GOAL:
Find every line in the records below that contains the word "khai", and copy each such line.

### MATERIAL FOR THE TASK ###

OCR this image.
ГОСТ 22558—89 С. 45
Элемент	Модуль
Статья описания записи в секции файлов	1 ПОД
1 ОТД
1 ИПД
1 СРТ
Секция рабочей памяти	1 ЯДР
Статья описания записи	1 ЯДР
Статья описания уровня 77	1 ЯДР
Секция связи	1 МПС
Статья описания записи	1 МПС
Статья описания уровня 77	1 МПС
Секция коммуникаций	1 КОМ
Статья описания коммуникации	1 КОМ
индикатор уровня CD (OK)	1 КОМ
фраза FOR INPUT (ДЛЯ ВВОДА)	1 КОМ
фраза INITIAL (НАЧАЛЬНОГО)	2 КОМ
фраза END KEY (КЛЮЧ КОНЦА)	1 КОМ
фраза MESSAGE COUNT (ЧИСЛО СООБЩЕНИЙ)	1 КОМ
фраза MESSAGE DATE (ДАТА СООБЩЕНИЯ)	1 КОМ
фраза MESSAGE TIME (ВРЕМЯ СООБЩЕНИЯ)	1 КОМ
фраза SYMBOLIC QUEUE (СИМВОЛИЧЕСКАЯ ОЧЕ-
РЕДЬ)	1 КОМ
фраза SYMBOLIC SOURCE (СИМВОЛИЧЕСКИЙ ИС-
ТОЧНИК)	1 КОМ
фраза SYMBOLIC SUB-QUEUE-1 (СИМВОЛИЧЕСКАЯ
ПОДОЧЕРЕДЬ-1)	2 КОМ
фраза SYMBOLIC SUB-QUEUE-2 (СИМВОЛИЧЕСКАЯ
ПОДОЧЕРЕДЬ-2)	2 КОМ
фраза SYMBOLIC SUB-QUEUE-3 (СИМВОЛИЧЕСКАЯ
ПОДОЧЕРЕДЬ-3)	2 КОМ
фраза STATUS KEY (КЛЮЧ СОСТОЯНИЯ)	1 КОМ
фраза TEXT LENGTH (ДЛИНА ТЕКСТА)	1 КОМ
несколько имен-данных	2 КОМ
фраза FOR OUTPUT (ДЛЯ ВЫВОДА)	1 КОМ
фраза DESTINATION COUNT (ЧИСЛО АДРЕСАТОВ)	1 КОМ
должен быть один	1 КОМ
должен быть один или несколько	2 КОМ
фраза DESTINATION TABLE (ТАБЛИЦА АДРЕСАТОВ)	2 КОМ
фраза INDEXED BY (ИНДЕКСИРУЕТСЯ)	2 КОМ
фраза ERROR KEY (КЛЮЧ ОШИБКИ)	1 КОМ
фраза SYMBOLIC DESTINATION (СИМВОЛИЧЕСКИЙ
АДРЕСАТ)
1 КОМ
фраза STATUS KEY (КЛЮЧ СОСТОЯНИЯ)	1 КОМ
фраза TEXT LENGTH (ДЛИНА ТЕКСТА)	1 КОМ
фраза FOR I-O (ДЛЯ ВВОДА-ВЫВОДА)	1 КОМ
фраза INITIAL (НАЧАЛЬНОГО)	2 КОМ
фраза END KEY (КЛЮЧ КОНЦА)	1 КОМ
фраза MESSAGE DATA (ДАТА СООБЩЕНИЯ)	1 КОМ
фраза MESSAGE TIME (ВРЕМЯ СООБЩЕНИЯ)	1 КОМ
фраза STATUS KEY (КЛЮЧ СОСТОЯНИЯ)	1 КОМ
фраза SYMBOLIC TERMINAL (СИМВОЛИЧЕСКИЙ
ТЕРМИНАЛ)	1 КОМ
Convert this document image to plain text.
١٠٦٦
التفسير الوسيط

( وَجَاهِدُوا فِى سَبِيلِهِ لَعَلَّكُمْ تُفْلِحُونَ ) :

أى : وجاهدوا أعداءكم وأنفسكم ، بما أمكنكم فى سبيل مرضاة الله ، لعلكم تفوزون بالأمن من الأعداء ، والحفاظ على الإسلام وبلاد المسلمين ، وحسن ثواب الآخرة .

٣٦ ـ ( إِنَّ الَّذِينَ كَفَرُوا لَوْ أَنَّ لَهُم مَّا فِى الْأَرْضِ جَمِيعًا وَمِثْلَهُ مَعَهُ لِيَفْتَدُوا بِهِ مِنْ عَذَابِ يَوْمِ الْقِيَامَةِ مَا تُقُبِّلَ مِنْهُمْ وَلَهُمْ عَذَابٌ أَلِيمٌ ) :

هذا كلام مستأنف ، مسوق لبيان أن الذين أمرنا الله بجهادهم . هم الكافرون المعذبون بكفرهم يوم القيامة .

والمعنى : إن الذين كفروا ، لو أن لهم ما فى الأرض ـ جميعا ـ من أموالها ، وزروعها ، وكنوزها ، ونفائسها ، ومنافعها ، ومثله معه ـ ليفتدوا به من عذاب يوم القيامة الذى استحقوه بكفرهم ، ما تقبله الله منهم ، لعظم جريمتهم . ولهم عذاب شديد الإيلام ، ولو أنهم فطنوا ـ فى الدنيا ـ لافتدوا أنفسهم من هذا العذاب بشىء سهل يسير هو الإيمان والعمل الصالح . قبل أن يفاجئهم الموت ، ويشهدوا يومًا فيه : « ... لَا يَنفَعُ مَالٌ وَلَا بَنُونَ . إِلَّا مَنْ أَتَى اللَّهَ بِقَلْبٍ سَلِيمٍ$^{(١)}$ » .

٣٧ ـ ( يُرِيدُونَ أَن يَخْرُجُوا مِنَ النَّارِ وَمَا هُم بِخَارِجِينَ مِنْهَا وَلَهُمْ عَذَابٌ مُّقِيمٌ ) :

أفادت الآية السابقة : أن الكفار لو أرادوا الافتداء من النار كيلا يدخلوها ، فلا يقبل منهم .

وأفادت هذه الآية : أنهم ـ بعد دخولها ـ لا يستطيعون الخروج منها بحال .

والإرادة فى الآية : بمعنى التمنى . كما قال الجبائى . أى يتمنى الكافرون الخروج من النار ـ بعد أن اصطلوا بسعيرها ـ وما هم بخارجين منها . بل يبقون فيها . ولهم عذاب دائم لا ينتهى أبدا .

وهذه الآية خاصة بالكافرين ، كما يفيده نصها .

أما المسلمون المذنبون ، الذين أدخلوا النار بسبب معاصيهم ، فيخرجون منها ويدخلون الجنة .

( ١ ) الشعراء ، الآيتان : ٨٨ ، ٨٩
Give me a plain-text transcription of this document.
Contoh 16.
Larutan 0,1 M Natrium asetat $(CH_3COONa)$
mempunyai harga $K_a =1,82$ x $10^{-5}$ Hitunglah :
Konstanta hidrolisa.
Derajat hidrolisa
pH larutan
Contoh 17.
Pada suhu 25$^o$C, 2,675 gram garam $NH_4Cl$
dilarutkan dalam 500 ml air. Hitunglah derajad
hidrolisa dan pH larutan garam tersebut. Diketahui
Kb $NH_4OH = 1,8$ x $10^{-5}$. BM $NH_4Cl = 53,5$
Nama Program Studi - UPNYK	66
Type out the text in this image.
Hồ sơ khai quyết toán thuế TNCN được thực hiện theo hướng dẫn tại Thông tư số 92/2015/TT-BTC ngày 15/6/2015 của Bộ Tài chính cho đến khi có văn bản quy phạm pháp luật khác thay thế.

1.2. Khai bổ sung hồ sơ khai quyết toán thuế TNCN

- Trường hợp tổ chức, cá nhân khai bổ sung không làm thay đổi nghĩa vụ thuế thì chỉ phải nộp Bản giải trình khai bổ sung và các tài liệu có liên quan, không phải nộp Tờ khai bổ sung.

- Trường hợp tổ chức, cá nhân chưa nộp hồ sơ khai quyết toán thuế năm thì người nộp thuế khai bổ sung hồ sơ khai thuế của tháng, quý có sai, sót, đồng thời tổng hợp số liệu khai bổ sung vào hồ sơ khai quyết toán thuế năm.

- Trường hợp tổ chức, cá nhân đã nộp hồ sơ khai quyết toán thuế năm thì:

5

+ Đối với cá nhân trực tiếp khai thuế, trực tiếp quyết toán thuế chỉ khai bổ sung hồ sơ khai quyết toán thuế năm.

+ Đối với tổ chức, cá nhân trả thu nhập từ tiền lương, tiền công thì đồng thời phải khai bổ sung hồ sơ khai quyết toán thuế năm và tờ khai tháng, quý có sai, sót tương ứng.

###

RESULT FOR THIS TASK:
Hồ sơ khai quyết toán thuế TNCN được thực hiện theo hướng dẫn tại Thông tư số 92/2015/TT-BTC ngày 15/6/2015 của Bộ Tài chính cho đến khi có văn bản quy phạm pháp luật khác thay thế.
1.2. Khai bổ sung hồ sơ khai quyết toán thuế TNCN
- Trường hợp tổ chức, cá nhân khai bổ sung không làm thay đổi nghĩa vụ thuế thì chỉ phải nộp Bản giải trình khai bổ sung và các tài liệu có liên quan, không phải nộp Tờ khai bổ sung.
- Trường hợp tổ chức, cá nhân chưa nộp hồ sơ khai quyết toán thuế năm thì người nộp thuế khai bổ sung hồ sơ khai thuế của tháng, quý có sai, sót, đồng thời tổng hợp số liệu khai bổ sung vào hồ sơ khai quyết toán thuế năm.
- Trường hợp tổ chức, cá nhân đã nộp hồ sơ khai quyết toán thuế năm thì:
+ Đối với cá nhân trực tiếp khai thuế, trực tiếp quyết toán thuế chỉ khai bổ sung hồ sơ khai quyết toán thuế năm.
+ Đối với tổ chức, cá nhân trả thu nhập từ tiền lương, tiền công thì đồng thời phải khai bổ sung hồ sơ khai quyết toán thuế năm và tờ khai tháng, quý có sai, sót tương ứng.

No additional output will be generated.